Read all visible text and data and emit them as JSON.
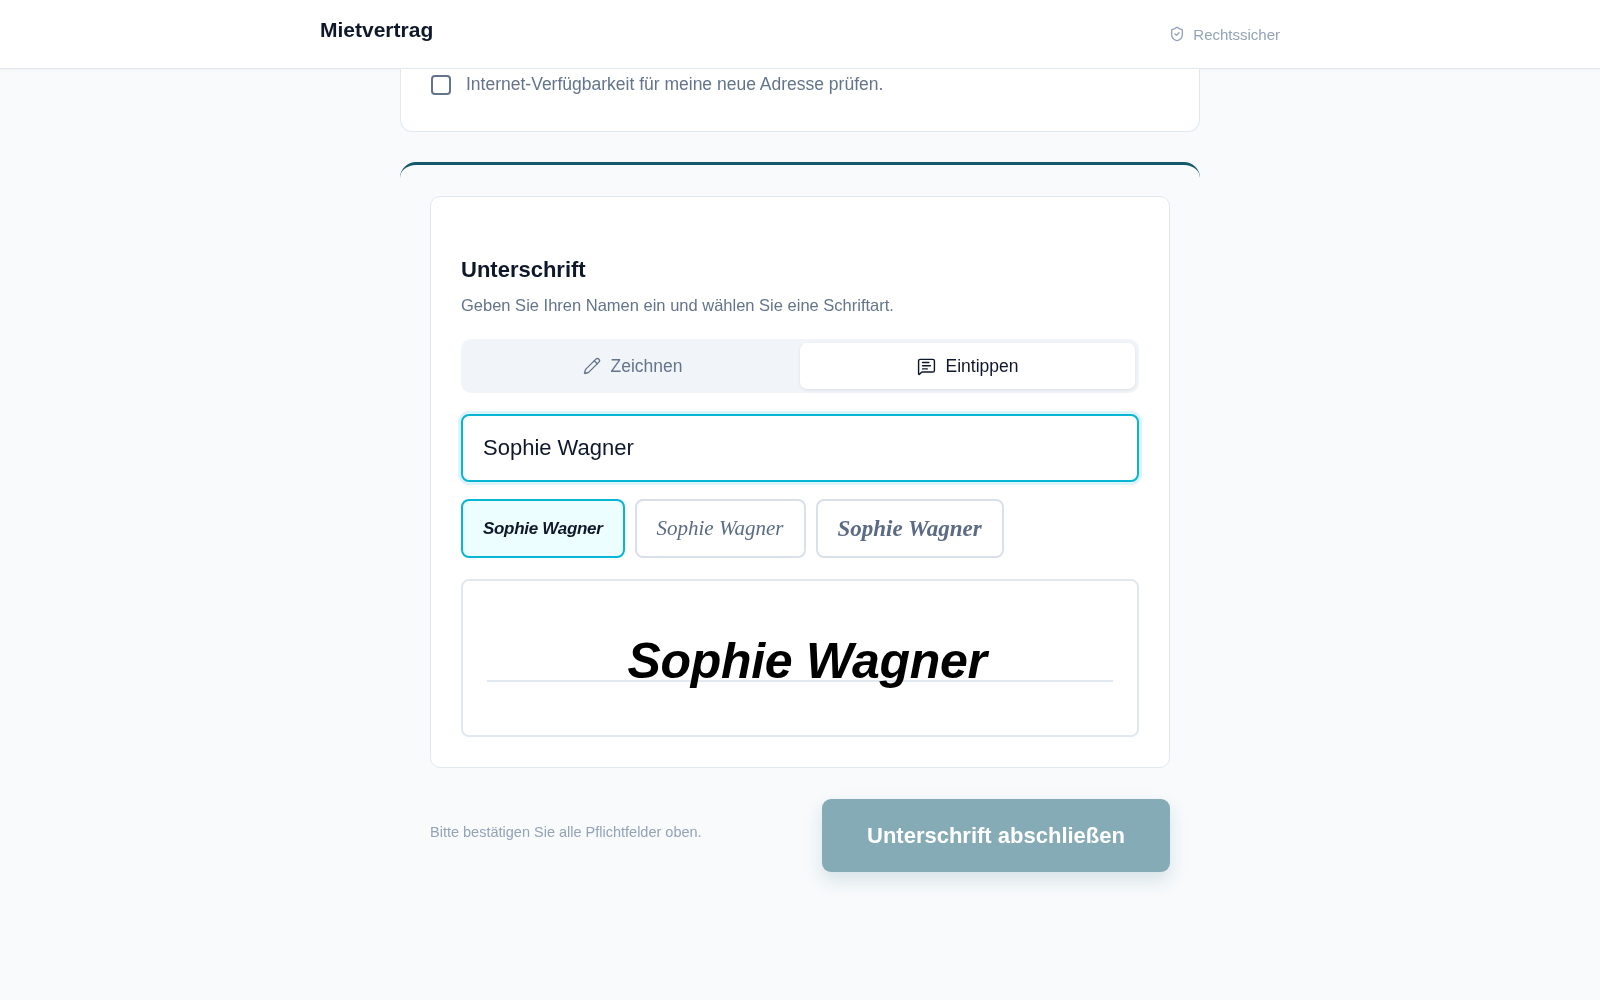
{
  "header": {
    "title": "Mietvertrag",
    "badge": "Rechtssicher"
  },
  "internet_check": {
    "label": "Internet-Verfügbarkeit für meine neue Adresse prüfen.",
    "checked": false
  },
  "signature": {
    "title": "Unterschrift",
    "description": "Geben Sie Ihren Namen ein und wählen Sie eine Schriftart.",
    "tabs": [
      {
        "kind": "draw",
        "label": "Zeichnen",
        "selected": false
      },
      {
        "kind": "type",
        "label": "Eintippen",
        "selected": true
      }
    ],
    "name_input": {
      "value": "Sophie Wagner",
      "focused": true
    },
    "font_options": [
      {
        "kind": "brush",
        "text": "Sophie Wagner",
        "selected": true
      },
      {
        "kind": "script",
        "text": "Sophie Wagner",
        "selected": false
      },
      {
        "kind": "bold",
        "text": "Sophie Wagner",
        "selected": false
      }
    ],
    "preview": {
      "text": "Sophie Wagner"
    }
  },
  "footer": {
    "hint": "Bitte bestätigen Sie alle Pflichtfelder oben.",
    "submit_button": {
      "label": "Unterschrift abschließen",
      "disabled": true
    }
  }
}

JOB: Where a line above includes "kind", copy that line.

EXPECTED OUTPUT:
        "kind": "draw",
        "kind": "type",
        "kind": "brush",
        "kind": "script",
        "kind": "bold",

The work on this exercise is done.